• _DIRECTIONS_:
Reproduce the listing below character for character; drop every image.

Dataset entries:
--- Begin ---

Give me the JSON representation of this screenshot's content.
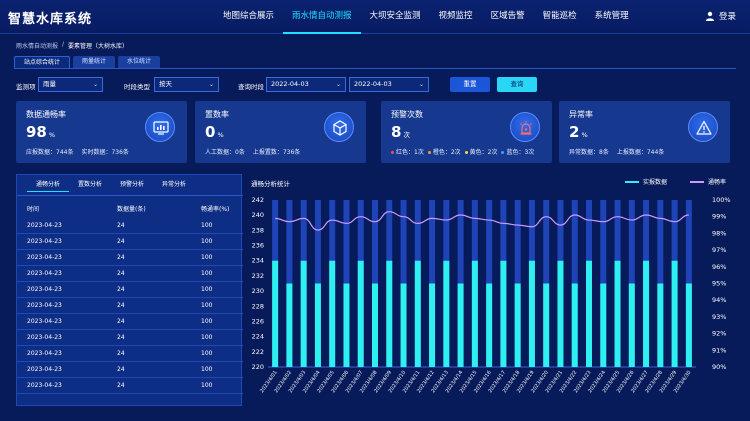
{
  "app_title": "智慧水库系统",
  "nav": [
    {
      "label": "地图综合展示",
      "active": false
    },
    {
      "label": "雨水情自动测报",
      "active": true
    },
    {
      "label": "大坝安全监测",
      "active": false
    },
    {
      "label": "视频监控",
      "active": false
    },
    {
      "label": "区域告警",
      "active": false
    },
    {
      "label": "智能巡检",
      "active": false
    },
    {
      "label": "系统管理",
      "active": false
    }
  ],
  "login_label": "登录",
  "breadcrumb": {
    "parent": "雨水情自动测报",
    "sep": "/",
    "current": "要素管理（大树水库）"
  },
  "tabs": [
    {
      "label": "站点综合统计",
      "active": true
    },
    {
      "label": "雨量统计",
      "active": false
    },
    {
      "label": "水位统计",
      "active": false
    }
  ],
  "filters": {
    "station_label": "监测项",
    "station_value": "雨量",
    "period_label": "时段类型",
    "period_value": "按天",
    "time_label": "查询时段",
    "start_date": "2022-04-03",
    "end_date": "2022-04-03",
    "reset_label": "重置",
    "query_label": "查询"
  },
  "cards": [
    {
      "title": "数据通畅率",
      "value": "98",
      "unit": "%",
      "sub": [
        {
          "text": "应报数据：744条"
        },
        {
          "text": "实时数据：736条"
        }
      ],
      "icon": "chart-monitor-icon"
    },
    {
      "title": "置数率",
      "value": "0",
      "unit": "%",
      "sub": [
        {
          "text": "人工数据：0条"
        },
        {
          "text": "上报置数：736条"
        }
      ],
      "icon": "cube-icon"
    },
    {
      "title": "预警次数",
      "value": "8",
      "unit": "次",
      "sub": [
        {
          "text": "红色：1次",
          "color": "#ff4d4d"
        },
        {
          "text": "橙色：2次",
          "color": "#ff9a2e"
        },
        {
          "text": "黄色：2次",
          "color": "#ffd93d"
        },
        {
          "text": "蓝色：3次",
          "color": "#3aa0ff"
        }
      ],
      "icon": "alarm-light-icon"
    },
    {
      "title": "异常率",
      "value": "2",
      "unit": "%",
      "sub": [
        {
          "text": "异常数据：8条"
        },
        {
          "text": "上报数据：744条"
        }
      ],
      "icon": "warning-icon"
    }
  ],
  "table": {
    "tabs": [
      {
        "label": "通畅分析",
        "active": true
      },
      {
        "label": "置数分析",
        "active": false
      },
      {
        "label": "预警分析",
        "active": false
      },
      {
        "label": "异常分析",
        "active": false
      }
    ],
    "columns": [
      "时间",
      "数据量(条)",
      "畅通率(%)"
    ],
    "rows": [
      [
        "2023-04-23",
        "24",
        "100"
      ],
      [
        "2023-04-23",
        "24",
        "100"
      ],
      [
        "2023-04-23",
        "24",
        "100"
      ],
      [
        "2023-04-23",
        "24",
        "100"
      ],
      [
        "2023-04-23",
        "24",
        "100"
      ],
      [
        "2023-04-23",
        "24",
        "100"
      ],
      [
        "2023-04-23",
        "24",
        "100"
      ],
      [
        "2023-04-23",
        "24",
        "100"
      ],
      [
        "2023-04-23",
        "24",
        "100"
      ],
      [
        "2023-04-23",
        "24",
        "100"
      ],
      [
        "2023-04-23",
        "24",
        "100"
      ]
    ]
  },
  "colors": {
    "bar": "#2ef0f0",
    "bar_bg": "#1e44b8",
    "line": "#c89cff",
    "accent": "#22e0ff"
  },
  "chart_data": {
    "type": "bar",
    "title": "通畅分析统计",
    "categories": [
      "2023/4/01",
      "2023/4/02",
      "2023/4/03",
      "2023/4/04",
      "2023/4/05",
      "2023/4/06",
      "2023/4/07",
      "2023/4/08",
      "2023/4/09",
      "2023/4/10",
      "2023/4/11",
      "2023/4/12",
      "2023/4/13",
      "2023/4/14",
      "2023/4/15",
      "2023/4/16",
      "2023/4/17",
      "2023/4/18",
      "2023/4/19",
      "2023/4/20",
      "2023/4/21",
      "2023/4/22",
      "2023/4/23",
      "2023/4/24",
      "2023/4/25",
      "2023/4/26",
      "2023/4/27",
      "2023/4/28",
      "2023/4/29",
      "2023/4/30"
    ],
    "series": [
      {
        "name": "实报数据",
        "type": "bar",
        "axis": "left",
        "values": [
          234,
          231,
          234,
          231,
          234,
          231,
          234,
          231,
          234,
          231,
          234,
          231,
          234,
          231,
          234,
          231,
          234,
          231,
          234,
          231,
          234,
          231,
          234,
          231,
          234,
          231,
          234,
          231,
          234,
          231
        ]
      },
      {
        "name": "通畅率",
        "type": "line",
        "axis": "right",
        "values": [
          98.9,
          98.7,
          98.9,
          98.2,
          98.8,
          98.6,
          99.0,
          98.7,
          99.3,
          99.0,
          98.6,
          98.9,
          98.8,
          99.1,
          98.9,
          98.8,
          98.6,
          98.5,
          98.4,
          99.0,
          98.5,
          99.1,
          98.8,
          98.7,
          99.0,
          98.8,
          99.1,
          98.9,
          98.7,
          99.1
        ]
      }
    ],
    "ylim_left": [
      220,
      242
    ],
    "yticks_left": [
      220,
      222,
      224,
      226,
      228,
      230,
      232,
      234,
      236,
      238,
      240,
      242
    ],
    "ylim_right": [
      90,
      100
    ],
    "yticks_right": [
      "90%",
      "91%",
      "92%",
      "93%",
      "94%",
      "95%",
      "96%",
      "97%",
      "98%",
      "99%",
      "100%"
    ],
    "legend_position": "top-right",
    "grid": false
  }
}
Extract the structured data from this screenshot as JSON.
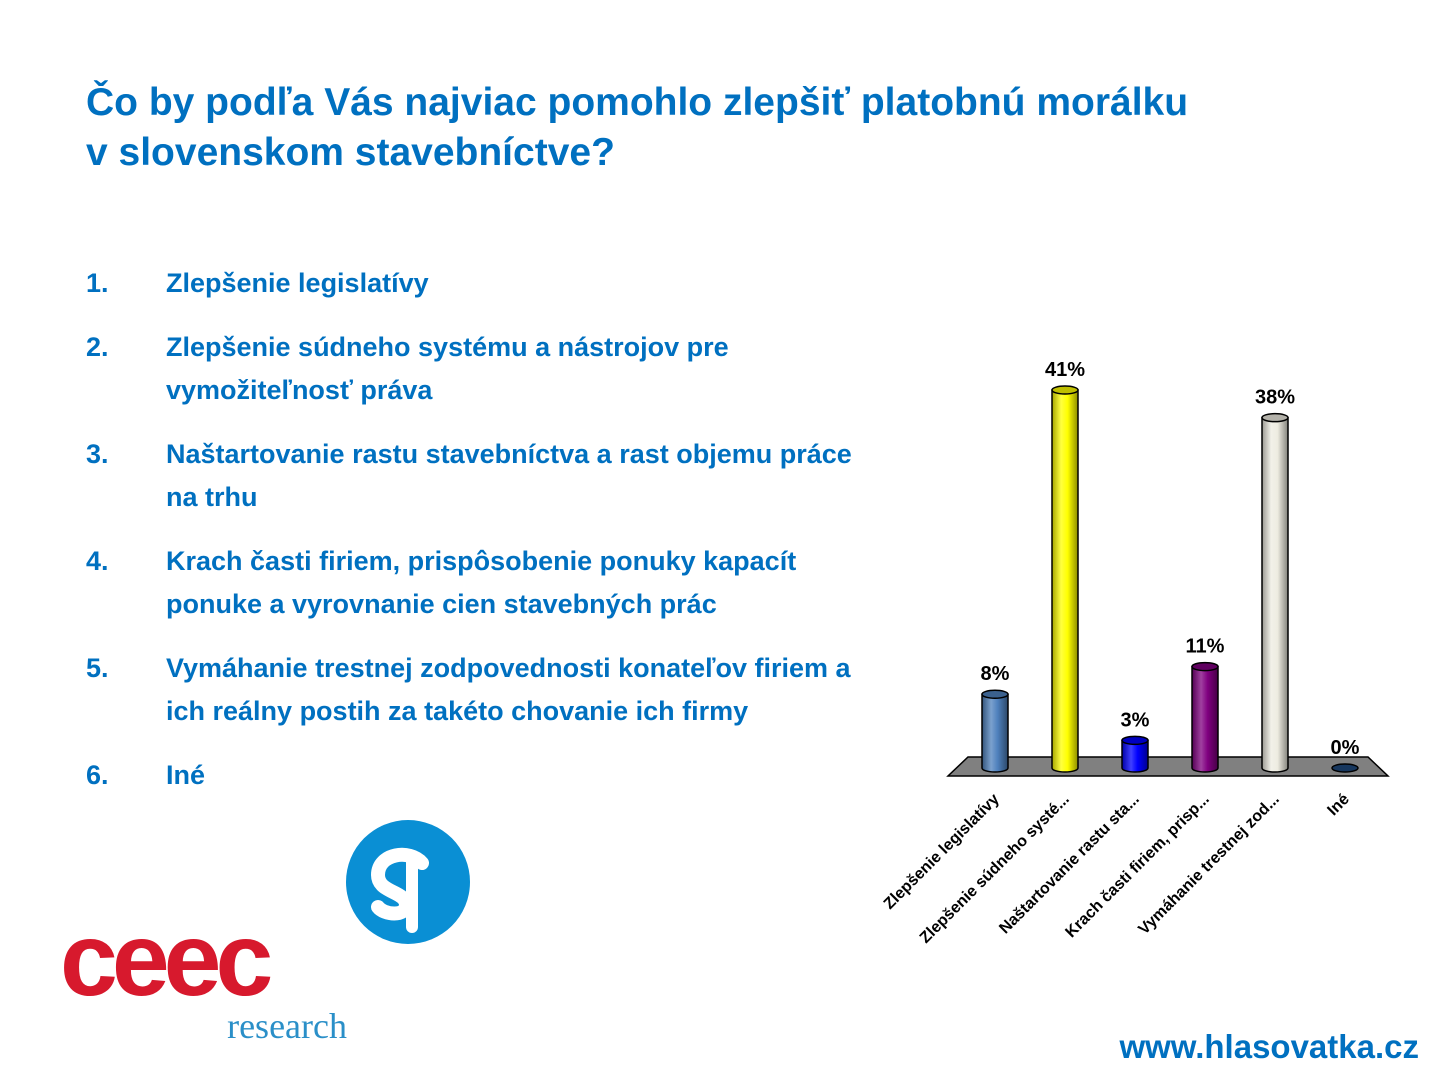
{
  "title": {
    "line1": "Čo by podľa Vás najviac pomohlo zlepšiť platobnú morálku",
    "line2": "v slovenskom stavebníctve?"
  },
  "list": [
    {
      "num": "1.",
      "text": "Zlepšenie legislatívy"
    },
    {
      "num": "2.",
      "text": "Zlepšenie súdneho systému a nástrojov pre vymožiteľnosť práva"
    },
    {
      "num": "3.",
      "text": "Naštartovanie rastu stavebníctva a rast objemu práce na trhu"
    },
    {
      "num": "4.",
      "text": "Krach časti firiem, prispôsobenie ponuky kapacít ponuke a vyrovnanie cien stavebných prác"
    },
    {
      "num": "5.",
      "text": "Vymáhanie trestnej zodpovednosti konateľov firiem a ich reálny postih za takéto chovanie ich firmy"
    },
    {
      "num": "6.",
      "text": "Iné"
    }
  ],
  "chart_data": {
    "type": "bar",
    "categories": [
      "Zlepšenie legislatívy",
      "Zlepšenie súdneho systé...",
      "Naštartovanie rastu sta...",
      "Krach časti firiem, prisp...",
      "Vymáhanie trestnej zod...",
      "Iné"
    ],
    "values": [
      8,
      41,
      3,
      11,
      38,
      0
    ],
    "data_labels": [
      "8%",
      "41%",
      "3%",
      "11%",
      "38%",
      "0%"
    ],
    "colors": [
      "#4f81bd",
      "#ffff00",
      "#0000ff",
      "#800080",
      "#eeece1",
      "#1f497d"
    ],
    "floor_color": "#808080",
    "ylim": [
      0,
      41
    ],
    "style": "3d-cylinder",
    "grid": false,
    "legend": "none"
  },
  "logo": {
    "text": "ceec",
    "subtext": "research",
    "mark_color": "#0a8fd4",
    "text_color": "#d7192d",
    "subtext_color": "#2a8fc8"
  },
  "footer": {
    "url": "www.hlasovatka.cz"
  }
}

--- End ---

• _EXERCISE ANSWER_:
Give me the JSON representation of this screenshot's content.
{
  "app_title": "智慧水库系统",
  "nav": [
    {
      "label": "地图综合展示",
      "active": false
    },
    {
      "label": "雨水情自动测报",
      "active": true
    },
    {
      "label": "大坝安全监测",
      "active": false
    },
    {
      "label": "视频监控",
      "active": false
    },
    {
      "label": "区域告警",
      "active": false
    },
    {
      "label": "智能巡检",
      "active": false
    },
    {
      "label": "系统管理",
      "active": false
    }
  ],
  "login_label": "登录",
  "breadcrumb": {
    "parent": "雨水情自动测报",
    "sep": "/",
    "current": "要素管理（大树水库）"
  },
  "tabs": [
    {
      "label": "站点综合统计",
      "active": true
    },
    {
      "label": "雨量统计",
      "active": false
    },
    {
      "label": "水位统计",
      "active": false
    }
  ],
  "filters": {
    "station_label": "监测项",
    "station_value": "雨量",
    "period_label": "时段类型",
    "period_value": "按天",
    "time_label": "查询时段",
    "start_date": "2022-04-03",
    "end_date": "2022-04-03",
    "reset_label": "重置",
    "query_label": "查询"
  },
  "cards": [
    {
      "title": "数据通畅率",
      "value": "98",
      "unit": "%",
      "sub": [
        {
          "text": "应报数据：744条"
        },
        {
          "text": "实时数据：736条"
        }
      ],
      "icon": "chart-monitor-icon"
    },
    {
      "title": "置数率",
      "value": "0",
      "unit": "%",
      "sub": [
        {
          "text": "人工数据：0条"
        },
        {
          "text": "上报置数：736条"
        }
      ],
      "icon": "cube-icon"
    },
    {
      "title": "预警次数",
      "value": "8",
      "unit": "次",
      "sub": [
        {
          "text": "红色：1次",
          "color": "#ff4d4d"
        },
        {
          "text": "橙色：2次",
          "color": "#ff9a2e"
        },
        {
          "text": "黄色：2次",
          "color": "#ffd93d"
        },
        {
          "text": "蓝色：3次",
          "color": "#3aa0ff"
        }
      ],
      "icon": "alarm-light-icon"
    },
    {
      "title": "异常率",
      "value": "2",
      "unit": "%",
      "sub": [
        {
          "text": "异常数据：8条"
        },
        {
          "text": "上报数据：744条"
        }
      ],
      "icon": "warning-icon"
    }
  ],
  "table": {
    "tabs": [
      {
        "label": "通畅分析",
        "active": true
      },
      {
        "label": "置数分析",
        "active": false
      },
      {
        "label": "预警分析",
        "active": false
      },
      {
        "label": "异常分析",
        "active": false
      }
    ],
    "columns": [
      "时间",
      "数据量(条)",
      "畅通率(%)"
    ],
    "rows": [
      [
        "2023-04-23",
        "24",
        "100"
      ],
      [
        "2023-04-23",
        "24",
        "100"
      ],
      [
        "2023-04-23",
        "24",
        "100"
      ],
      [
        "2023-04-23",
        "24",
        "100"
      ],
      [
        "2023-04-23",
        "24",
        "100"
      ],
      [
        "2023-04-23",
        "24",
        "100"
      ],
      [
        "2023-04-23",
        "24",
        "100"
      ],
      [
        "2023-04-23",
        "24",
        "100"
      ],
      [
        "2023-04-23",
        "24",
        "100"
      ],
      [
        "2023-04-23",
        "24",
        "100"
      ],
      [
        "2023-04-23",
        "24",
        "100"
      ]
    ]
  },
  "colors": {
    "bar": "#2ef0f0",
    "bar_bg": "#1e44b8",
    "line": "#c89cff",
    "accent": "#22e0ff"
  },
  "chart_data": {
    "type": "bar",
    "title": "通畅分析统计",
    "categories": [
      "2023/4/01",
      "2023/4/02",
      "2023/4/03",
      "2023/4/04",
      "2023/4/05",
      "2023/4/06",
      "2023/4/07",
      "2023/4/08",
      "2023/4/09",
      "2023/4/10",
      "2023/4/11",
      "2023/4/12",
      "2023/4/13",
      "2023/4/14",
      "2023/4/15",
      "2023/4/16",
      "2023/4/17",
      "2023/4/18",
      "2023/4/19",
      "2023/4/20",
      "2023/4/21",
      "2023/4/22",
      "2023/4/23",
      "2023/4/24",
      "2023/4/25",
      "2023/4/26",
      "2023/4/27",
      "2023/4/28",
      "2023/4/29",
      "2023/4/30"
    ],
    "series": [
      {
        "name": "实报数据",
        "type": "bar",
        "axis": "left",
        "values": [
          234,
          231,
          234,
          231,
          234,
          231,
          234,
          231,
          234,
          231,
          234,
          231,
          234,
          231,
          234,
          231,
          234,
          231,
          234,
          231,
          234,
          231,
          234,
          231,
          234,
          231,
          234,
          231,
          234,
          231
        ]
      },
      {
        "name": "通畅率",
        "type": "line",
        "axis": "right",
        "values": [
          98.9,
          98.7,
          98.9,
          98.2,
          98.8,
          98.6,
          99.0,
          98.7,
          99.3,
          99.0,
          98.6,
          98.9,
          98.8,
          99.1,
          98.9,
          98.8,
          98.6,
          98.5,
          98.4,
          99.0,
          98.5,
          99.1,
          98.8,
          98.7,
          99.0,
          98.8,
          99.1,
          98.9,
          98.7,
          99.1
        ]
      }
    ],
    "ylim_left": [
      220,
      242
    ],
    "yticks_left": [
      220,
      222,
      224,
      226,
      228,
      230,
      232,
      234,
      236,
      238,
      240,
      242
    ],
    "ylim_right": [
      90,
      100
    ],
    "yticks_right": [
      "90%",
      "91%",
      "92%",
      "93%",
      "94%",
      "95%",
      "96%",
      "97%",
      "98%",
      "99%",
      "100%"
    ],
    "legend_position": "top-right",
    "grid": false
  }
}
Extract the structured data from this screenshot as JSON.
{
  "title": {
    "line1": "Čo by podľa Vás najviac pomohlo zlepšiť platobnú morálku",
    "line2": "v slovenskom stavebníctve?"
  },
  "list": [
    {
      "num": "1.",
      "text": "Zlepšenie legislatívy"
    },
    {
      "num": "2.",
      "text": "Zlepšenie súdneho systému a nástrojov pre vymožiteľnosť práva"
    },
    {
      "num": "3.",
      "text": "Naštartovanie rastu stavebníctva a rast objemu práce na trhu"
    },
    {
      "num": "4.",
      "text": "Krach časti firiem, prispôsobenie ponuky kapacít ponuke a vyrovnanie cien stavebných prác"
    },
    {
      "num": "5.",
      "text": "Vymáhanie trestnej zodpovednosti konateľov firiem a ich reálny postih za takéto chovanie ich firmy"
    },
    {
      "num": "6.",
      "text": "Iné"
    }
  ],
  "chart_data": {
    "type": "bar",
    "categories": [
      "Zlepšenie legislatívy",
      "Zlepšenie súdneho systé...",
      "Naštartovanie rastu sta...",
      "Krach časti firiem, prisp...",
      "Vymáhanie trestnej zod...",
      "Iné"
    ],
    "values": [
      8,
      41,
      3,
      11,
      38,
      0
    ],
    "data_labels": [
      "8%",
      "41%",
      "3%",
      "11%",
      "38%",
      "0%"
    ],
    "colors": [
      "#4f81bd",
      "#ffff00",
      "#0000ff",
      "#800080",
      "#eeece1",
      "#1f497d"
    ],
    "floor_color": "#808080",
    "ylim": [
      0,
      41
    ],
    "style": "3d-cylinder",
    "grid": false,
    "legend": "none"
  },
  "logo": {
    "text": "ceec",
    "subtext": "research",
    "mark_color": "#0a8fd4",
    "text_color": "#d7192d",
    "subtext_color": "#2a8fc8"
  },
  "footer": {
    "url": "www.hlasovatka.cz"
  }
}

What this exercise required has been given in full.